Aim of the exercise →
Continue the article on the Port of San Diego's shore power project, starting after its final bullet on nitrogen oxide reductions.

Reading text →

San Diego Celebrates Shore Power Installation

A ribbon-cutting ceremony on February 24 celebrated the completion of the Port of San Diego's shore power project. Begun in mid-2013, the $4.25 million project was funded by the port's capital improvement program.

"The port is proud to be a leader in environmental issues and continues to be a great steward of San Diego Bay," said Bob Nelson, chairman of the board of port commissioners. "By offering shore power, we not only improve air quality for communities nearby, but we also reduce our impact on the planet."

According to data cited by the port, shore power will:
  • Reduce greenhouse gas emissions annually by more than 50 percent (more than 2,000 metric tons).
  • Reduce annual emissions of nitrogen oxides by approximately 95 percent or 70 tons.

Data →
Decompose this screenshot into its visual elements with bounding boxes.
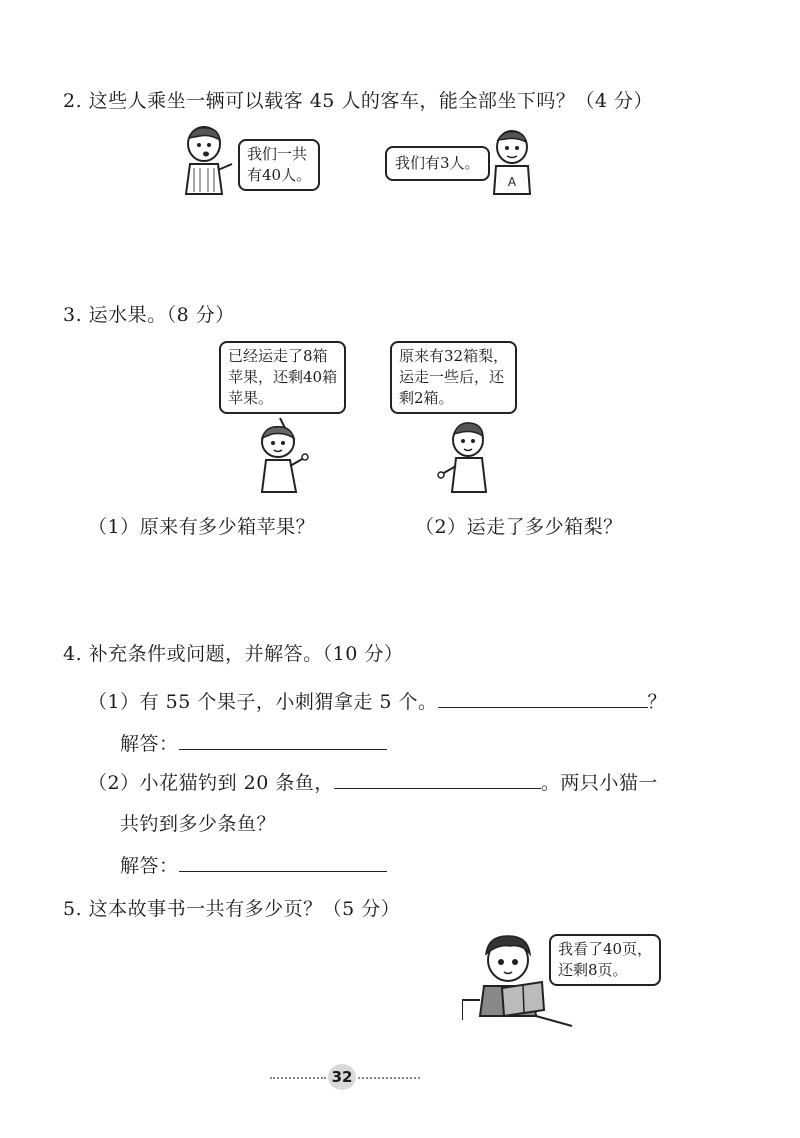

Result for this task →
The system will allow refrigerated cargo ships – including those operated by port client Dole Fresh Fruit – to "plug in" and use electrical power from SDG&E instead of relying on diesel fuel engines while at berth.  

This project fulfills a mandate set forth by the California Air Resources Board requiring California ports and terminals to provide shore power to container, passenger and refrigerated-cargo ships. The Port of San Diego is already equipped to provide shore power to cruise ships that berth at both its B Street Pier Cruise Ship Terminal and Broadway Pier.

The Port of San Diego dedicated its new shore power system for cargo ships on February 24, 2014.